__WHAT NEEDS TO BE DONE__:
Copy out all lines that hold "link".
▬▬▬▬▬▬
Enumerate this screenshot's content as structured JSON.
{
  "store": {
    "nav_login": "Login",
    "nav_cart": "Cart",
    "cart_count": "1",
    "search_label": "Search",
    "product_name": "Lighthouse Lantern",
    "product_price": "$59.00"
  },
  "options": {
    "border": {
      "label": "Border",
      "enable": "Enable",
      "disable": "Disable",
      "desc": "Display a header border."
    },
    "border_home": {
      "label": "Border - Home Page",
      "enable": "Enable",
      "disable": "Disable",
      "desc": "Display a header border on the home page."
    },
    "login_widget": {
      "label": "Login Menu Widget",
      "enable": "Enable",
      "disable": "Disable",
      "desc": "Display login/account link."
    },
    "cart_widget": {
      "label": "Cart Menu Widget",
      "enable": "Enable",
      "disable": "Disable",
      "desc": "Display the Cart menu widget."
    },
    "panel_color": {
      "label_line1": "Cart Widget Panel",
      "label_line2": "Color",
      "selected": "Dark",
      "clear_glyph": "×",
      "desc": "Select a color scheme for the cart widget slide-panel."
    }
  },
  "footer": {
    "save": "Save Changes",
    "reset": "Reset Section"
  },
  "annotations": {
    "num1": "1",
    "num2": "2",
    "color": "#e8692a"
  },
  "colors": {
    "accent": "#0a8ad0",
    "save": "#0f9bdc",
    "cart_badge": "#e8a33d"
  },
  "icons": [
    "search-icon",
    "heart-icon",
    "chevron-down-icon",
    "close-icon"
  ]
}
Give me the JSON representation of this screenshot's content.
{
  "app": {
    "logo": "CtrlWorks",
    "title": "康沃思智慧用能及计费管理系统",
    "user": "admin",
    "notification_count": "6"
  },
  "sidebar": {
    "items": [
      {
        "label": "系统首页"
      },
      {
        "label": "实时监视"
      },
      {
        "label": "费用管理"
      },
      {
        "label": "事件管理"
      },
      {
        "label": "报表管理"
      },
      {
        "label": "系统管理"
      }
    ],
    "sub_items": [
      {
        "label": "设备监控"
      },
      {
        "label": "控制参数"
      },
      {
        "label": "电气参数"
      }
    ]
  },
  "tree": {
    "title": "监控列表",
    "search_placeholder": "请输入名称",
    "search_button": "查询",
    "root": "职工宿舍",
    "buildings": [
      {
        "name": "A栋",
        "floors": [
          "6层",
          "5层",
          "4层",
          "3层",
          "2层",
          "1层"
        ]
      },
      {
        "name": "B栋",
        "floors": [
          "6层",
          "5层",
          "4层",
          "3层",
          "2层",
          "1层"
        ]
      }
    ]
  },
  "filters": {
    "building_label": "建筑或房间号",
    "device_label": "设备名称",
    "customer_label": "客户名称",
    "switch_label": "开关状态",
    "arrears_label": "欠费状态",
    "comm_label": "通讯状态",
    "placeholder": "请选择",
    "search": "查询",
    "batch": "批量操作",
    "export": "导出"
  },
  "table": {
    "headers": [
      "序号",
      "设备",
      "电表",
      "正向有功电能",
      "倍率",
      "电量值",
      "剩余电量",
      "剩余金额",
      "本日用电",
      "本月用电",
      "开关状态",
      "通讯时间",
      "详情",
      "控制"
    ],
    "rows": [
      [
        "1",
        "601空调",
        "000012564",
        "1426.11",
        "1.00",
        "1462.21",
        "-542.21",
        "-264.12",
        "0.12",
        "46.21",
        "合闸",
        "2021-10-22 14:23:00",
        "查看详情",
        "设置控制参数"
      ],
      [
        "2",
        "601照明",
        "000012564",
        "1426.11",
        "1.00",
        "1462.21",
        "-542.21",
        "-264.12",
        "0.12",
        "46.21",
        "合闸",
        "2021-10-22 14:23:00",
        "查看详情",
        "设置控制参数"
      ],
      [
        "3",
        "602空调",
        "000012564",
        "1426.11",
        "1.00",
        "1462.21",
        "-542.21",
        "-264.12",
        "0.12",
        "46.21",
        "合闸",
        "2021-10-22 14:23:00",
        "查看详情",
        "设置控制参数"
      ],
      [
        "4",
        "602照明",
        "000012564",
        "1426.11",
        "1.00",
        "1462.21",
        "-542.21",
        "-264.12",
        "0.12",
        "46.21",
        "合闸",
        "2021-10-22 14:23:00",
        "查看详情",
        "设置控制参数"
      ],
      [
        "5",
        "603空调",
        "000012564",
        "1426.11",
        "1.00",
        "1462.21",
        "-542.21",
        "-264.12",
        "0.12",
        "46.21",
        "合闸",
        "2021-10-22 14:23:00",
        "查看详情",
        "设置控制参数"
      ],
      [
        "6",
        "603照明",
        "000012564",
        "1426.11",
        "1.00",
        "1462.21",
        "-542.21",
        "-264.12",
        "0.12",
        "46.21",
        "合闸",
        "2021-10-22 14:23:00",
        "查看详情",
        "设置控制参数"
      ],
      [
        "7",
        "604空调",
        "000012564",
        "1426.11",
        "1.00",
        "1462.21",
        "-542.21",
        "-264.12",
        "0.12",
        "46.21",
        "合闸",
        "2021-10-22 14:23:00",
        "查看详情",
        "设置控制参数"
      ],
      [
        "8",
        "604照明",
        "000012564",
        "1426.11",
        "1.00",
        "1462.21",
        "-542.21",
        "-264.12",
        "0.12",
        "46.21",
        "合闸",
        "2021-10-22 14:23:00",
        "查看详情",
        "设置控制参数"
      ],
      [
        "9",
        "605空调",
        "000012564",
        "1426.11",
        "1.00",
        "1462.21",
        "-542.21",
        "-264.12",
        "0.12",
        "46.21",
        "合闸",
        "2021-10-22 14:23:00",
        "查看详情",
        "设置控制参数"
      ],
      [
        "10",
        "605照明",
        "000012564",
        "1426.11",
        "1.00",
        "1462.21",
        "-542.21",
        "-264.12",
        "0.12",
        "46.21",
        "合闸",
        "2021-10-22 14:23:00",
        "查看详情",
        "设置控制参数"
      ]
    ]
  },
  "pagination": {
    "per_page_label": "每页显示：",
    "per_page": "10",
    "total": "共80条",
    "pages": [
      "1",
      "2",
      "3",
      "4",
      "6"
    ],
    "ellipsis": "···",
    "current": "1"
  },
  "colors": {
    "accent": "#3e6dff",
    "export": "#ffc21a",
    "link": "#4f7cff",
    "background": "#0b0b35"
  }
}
▬▬▬▬▬▬
__SOLUTION TO THIS EXERCISE__:
      "desc": "Display login/account link."
    "link": "#4f7cff",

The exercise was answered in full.